## Material supplied
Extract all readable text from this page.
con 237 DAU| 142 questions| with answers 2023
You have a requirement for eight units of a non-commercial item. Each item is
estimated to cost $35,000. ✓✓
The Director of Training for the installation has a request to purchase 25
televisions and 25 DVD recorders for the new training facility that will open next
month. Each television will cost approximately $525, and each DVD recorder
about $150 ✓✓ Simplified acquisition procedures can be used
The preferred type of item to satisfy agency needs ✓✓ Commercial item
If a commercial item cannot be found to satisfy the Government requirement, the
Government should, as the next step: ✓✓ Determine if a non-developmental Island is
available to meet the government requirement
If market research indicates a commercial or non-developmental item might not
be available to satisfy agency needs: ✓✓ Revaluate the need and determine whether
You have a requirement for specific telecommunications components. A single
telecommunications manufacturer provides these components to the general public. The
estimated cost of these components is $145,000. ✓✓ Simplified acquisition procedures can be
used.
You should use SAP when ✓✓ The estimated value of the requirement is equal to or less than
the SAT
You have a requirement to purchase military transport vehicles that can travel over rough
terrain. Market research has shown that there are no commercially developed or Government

## Work to do
Collect every line above that contains the word "estimated".

## Result of this exercise
estimated to cost $35,000. ✓✓
estimated cost of these components is $145,000. ✓✓ Simplified acquisition procedures can be
You should use SAP when ✓✓ The estimated value of the requirement is equal to or less than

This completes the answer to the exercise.